> [What you should do] Reproduce the following material exactly, including every line.

(Dataset rows about figures)
────────

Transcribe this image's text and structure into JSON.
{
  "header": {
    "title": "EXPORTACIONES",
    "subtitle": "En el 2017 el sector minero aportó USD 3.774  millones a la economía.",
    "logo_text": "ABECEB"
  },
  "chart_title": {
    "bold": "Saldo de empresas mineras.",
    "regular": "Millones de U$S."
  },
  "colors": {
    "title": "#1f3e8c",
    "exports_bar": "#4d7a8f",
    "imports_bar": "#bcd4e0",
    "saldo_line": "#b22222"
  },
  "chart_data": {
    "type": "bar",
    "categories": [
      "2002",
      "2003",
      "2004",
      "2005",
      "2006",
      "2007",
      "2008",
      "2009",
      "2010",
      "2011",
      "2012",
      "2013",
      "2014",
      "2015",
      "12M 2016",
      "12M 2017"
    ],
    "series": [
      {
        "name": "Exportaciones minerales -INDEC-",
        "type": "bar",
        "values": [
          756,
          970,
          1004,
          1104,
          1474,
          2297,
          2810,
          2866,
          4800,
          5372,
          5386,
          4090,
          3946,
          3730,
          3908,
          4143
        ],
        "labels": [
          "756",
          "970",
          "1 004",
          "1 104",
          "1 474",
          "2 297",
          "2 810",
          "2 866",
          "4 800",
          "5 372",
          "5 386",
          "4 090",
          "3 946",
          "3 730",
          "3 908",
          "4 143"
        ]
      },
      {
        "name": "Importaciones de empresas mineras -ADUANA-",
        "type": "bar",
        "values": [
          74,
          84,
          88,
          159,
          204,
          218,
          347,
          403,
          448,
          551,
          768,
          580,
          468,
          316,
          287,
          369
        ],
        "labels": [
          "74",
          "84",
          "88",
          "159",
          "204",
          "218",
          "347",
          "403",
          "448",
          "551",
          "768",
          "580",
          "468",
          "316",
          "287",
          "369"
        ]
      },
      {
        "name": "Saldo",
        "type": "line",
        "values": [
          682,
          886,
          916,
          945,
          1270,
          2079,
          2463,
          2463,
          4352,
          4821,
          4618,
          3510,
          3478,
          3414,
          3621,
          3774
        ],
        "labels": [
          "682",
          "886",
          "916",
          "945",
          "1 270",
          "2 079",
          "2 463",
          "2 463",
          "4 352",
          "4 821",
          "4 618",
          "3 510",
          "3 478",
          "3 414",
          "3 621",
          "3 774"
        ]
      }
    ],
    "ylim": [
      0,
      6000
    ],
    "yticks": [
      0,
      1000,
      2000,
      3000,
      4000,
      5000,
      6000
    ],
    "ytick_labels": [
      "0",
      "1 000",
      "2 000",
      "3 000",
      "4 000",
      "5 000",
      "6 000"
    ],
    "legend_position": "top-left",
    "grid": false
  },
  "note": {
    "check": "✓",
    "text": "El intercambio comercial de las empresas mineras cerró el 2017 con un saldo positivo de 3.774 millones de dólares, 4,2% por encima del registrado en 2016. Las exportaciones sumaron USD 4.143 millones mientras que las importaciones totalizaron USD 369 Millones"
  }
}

────────

> [The answer]
Transcribe this image's text and structure into JSON.
{
  "header": {
    "title": "EXPORTACIONES",
    "subtitle": "En el 2017 el sector minero aportó USD 3.774  millones a la economía.",
    "logo_text": "ABECEB"
  },
  "chart_title": {
    "bold": "Saldo de empresas mineras.",
    "regular": "Millones de U$S."
  },
  "colors": {
    "title": "#1f3e8c",
    "exports_bar": "#4d7a8f",
    "imports_bar": "#bcd4e0",
    "saldo_line": "#b22222"
  },
  "chart_data": {
    "type": "bar",
    "categories": [
      "2002",
      "2003",
      "2004",
      "2005",
      "2006",
      "2007",
      "2008",
      "2009",
      "2010",
      "2011",
      "2012",
      "2013",
      "2014",
      "2015",
      "12M 2016",
      "12M 2017"
    ],
    "series": [
      {
        "name": "Exportaciones minerales -INDEC-",
        "type": "bar",
        "values": [
          756,
          970,
          1004,
          1104,
          1474,
          2297,
          2810,
          2866,
          4800,
          5372,
          5386,
          4090,
          3946,
          3730,
          3908,
          4143
        ],
        "labels": [
          "756",
          "970",
          "1 004",
          "1 104",
          "1 474",
          "2 297",
          "2 810",
          "2 866",
          "4 800",
          "5 372",
          "5 386",
          "4 090",
          "3 946",
          "3 730",
          "3 908",
          "4 143"
        ]
      },
      {
        "name": "Importaciones de empresas mineras -ADUANA-",
        "type": "bar",
        "values": [
          74,
          84,
          88,
          159,
          204,
          218,
          347,
          403,
          448,
          551,
          768,
          580,
          468,
          316,
          287,
          369
        ],
        "labels": [
          "74",
          "84",
          "88",
          "159",
          "204",
          "218",
          "347",
          "403",
          "448",
          "551",
          "768",
          "580",
          "468",
          "316",
          "287",
          "369"
        ]
      },
      {
        "name": "Saldo",
        "type": "line",
        "values": [
          682,
          886,
          916,
          945,
          1270,
          2079,
          2463,
          2463,
          4352,
          4821,
          4618,
          3510,
          3478,
          3414,
          3621,
          3774
        ],
        "labels": [
          "682",
          "886",
          "916",
          "945",
          "1 270",
          "2 079",
          "2 463",
          "2 463",
          "4 352",
          "4 821",
          "4 618",
          "3 510",
          "3 478",
          "3 414",
          "3 621",
          "3 774"
        ]
      }
    ],
    "ylim": [
      0,
      6000
    ],
    "yticks": [
      0,
      1000,
      2000,
      3000,
      4000,
      5000,
      6000
    ],
    "ytick_labels": [
      "0",
      "1 000",
      "2 000",
      "3 000",
      "4 000",
      "5 000",
      "6 000"
    ],
    "legend_position": "top-left",
    "grid": false
  },
  "note": {
    "check": "✓",
    "text": "El intercambio comercial de las empresas mineras cerró el 2017 con un saldo positivo de 3.774 millones de dólares, 4,2% por encima del registrado en 2016. Las exportaciones sumaron USD 4.143 millones mientras que las importaciones totalizaron USD 369 Millones"
  }
}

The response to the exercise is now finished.